_Data rows_:
=======

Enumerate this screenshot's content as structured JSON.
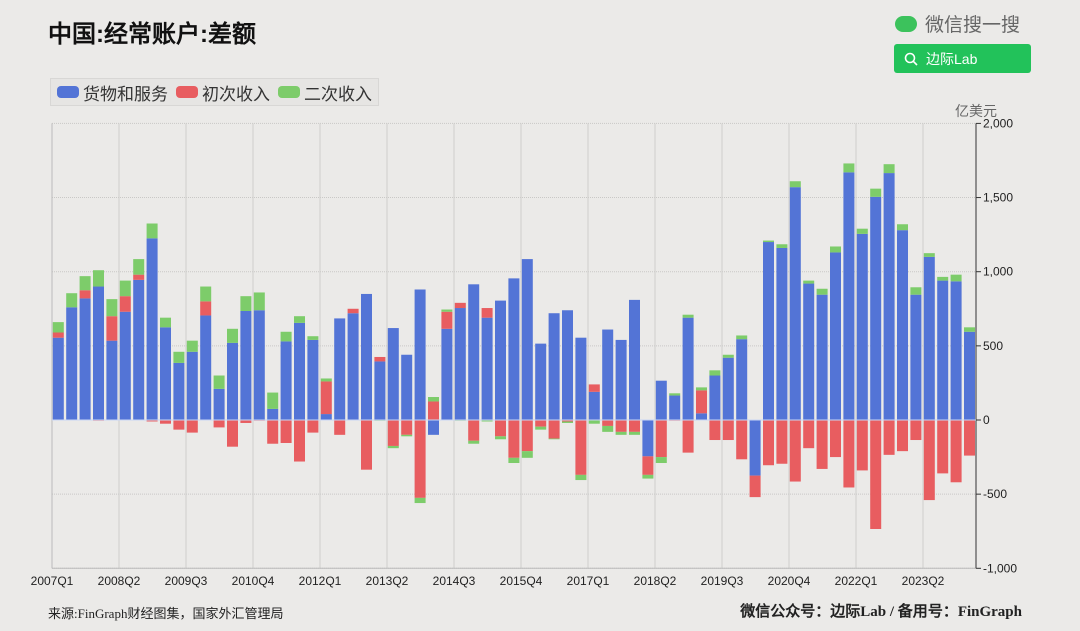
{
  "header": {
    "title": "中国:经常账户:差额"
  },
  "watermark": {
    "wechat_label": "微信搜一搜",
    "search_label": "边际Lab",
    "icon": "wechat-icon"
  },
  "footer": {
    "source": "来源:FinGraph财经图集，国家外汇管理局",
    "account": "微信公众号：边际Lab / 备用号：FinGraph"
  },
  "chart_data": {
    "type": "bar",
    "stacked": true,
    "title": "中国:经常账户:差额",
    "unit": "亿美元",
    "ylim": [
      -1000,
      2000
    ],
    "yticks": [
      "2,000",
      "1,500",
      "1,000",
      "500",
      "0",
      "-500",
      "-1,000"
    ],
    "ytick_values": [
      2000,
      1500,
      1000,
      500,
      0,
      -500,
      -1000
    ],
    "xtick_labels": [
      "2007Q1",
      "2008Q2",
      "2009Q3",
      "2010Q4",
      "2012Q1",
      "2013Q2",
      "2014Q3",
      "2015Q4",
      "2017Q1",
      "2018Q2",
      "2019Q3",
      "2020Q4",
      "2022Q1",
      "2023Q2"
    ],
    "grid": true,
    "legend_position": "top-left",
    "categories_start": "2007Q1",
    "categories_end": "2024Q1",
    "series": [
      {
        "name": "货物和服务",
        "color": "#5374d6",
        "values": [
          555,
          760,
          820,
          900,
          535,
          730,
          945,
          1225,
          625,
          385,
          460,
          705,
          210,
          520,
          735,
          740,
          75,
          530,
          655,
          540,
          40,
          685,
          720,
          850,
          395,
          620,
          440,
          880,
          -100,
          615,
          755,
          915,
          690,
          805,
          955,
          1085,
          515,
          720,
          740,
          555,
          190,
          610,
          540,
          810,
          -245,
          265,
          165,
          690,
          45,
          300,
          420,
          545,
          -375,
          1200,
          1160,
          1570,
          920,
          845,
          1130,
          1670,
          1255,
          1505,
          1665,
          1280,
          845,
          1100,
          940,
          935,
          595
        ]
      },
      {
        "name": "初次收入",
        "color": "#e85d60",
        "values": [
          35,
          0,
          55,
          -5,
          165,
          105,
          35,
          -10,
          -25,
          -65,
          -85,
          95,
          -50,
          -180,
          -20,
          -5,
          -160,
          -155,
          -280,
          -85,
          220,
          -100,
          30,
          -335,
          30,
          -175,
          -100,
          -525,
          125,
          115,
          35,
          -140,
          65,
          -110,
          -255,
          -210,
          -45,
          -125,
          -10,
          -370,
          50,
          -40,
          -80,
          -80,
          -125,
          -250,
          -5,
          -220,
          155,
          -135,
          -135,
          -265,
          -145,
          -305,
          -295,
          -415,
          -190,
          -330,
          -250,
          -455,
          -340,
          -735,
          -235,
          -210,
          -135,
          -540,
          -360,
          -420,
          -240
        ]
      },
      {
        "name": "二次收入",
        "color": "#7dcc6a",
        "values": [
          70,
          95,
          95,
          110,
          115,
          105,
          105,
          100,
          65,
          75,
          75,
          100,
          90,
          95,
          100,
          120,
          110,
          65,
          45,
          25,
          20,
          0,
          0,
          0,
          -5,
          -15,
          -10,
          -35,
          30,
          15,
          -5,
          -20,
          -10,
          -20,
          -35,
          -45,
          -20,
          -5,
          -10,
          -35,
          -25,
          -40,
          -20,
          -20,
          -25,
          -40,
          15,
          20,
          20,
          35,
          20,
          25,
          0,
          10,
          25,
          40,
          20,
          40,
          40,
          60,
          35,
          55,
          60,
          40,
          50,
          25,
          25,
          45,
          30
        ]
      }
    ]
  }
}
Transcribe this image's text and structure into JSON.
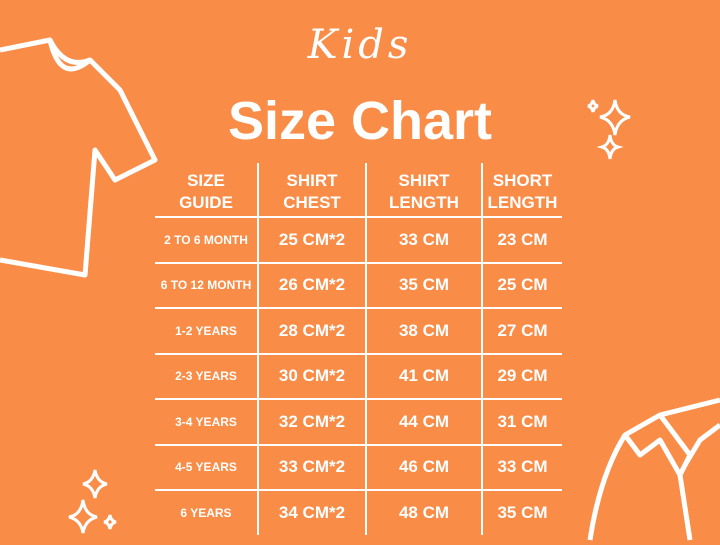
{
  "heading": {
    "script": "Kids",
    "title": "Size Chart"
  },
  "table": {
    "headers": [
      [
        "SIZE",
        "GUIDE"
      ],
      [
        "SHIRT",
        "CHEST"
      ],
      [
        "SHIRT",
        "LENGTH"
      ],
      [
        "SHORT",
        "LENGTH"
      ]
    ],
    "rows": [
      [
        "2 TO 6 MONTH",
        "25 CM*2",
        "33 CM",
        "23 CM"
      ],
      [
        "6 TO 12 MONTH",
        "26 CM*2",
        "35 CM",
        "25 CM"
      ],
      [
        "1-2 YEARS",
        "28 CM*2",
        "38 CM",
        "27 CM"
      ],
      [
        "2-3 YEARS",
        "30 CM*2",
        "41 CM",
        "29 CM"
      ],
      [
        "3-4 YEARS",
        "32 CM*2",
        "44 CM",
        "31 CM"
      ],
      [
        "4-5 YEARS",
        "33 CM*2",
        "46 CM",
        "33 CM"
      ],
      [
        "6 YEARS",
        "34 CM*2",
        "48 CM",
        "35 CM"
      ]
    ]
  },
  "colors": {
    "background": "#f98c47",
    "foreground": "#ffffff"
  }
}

=======

_Set task_:
Search the entries for the word "YEARS" and gather every line where it appears.

_Task answer_:
        "1-2 YEARS",
        "2-3 YEARS",
        "3-4 YEARS",
        "4-5 YEARS",
        "6 YEARS",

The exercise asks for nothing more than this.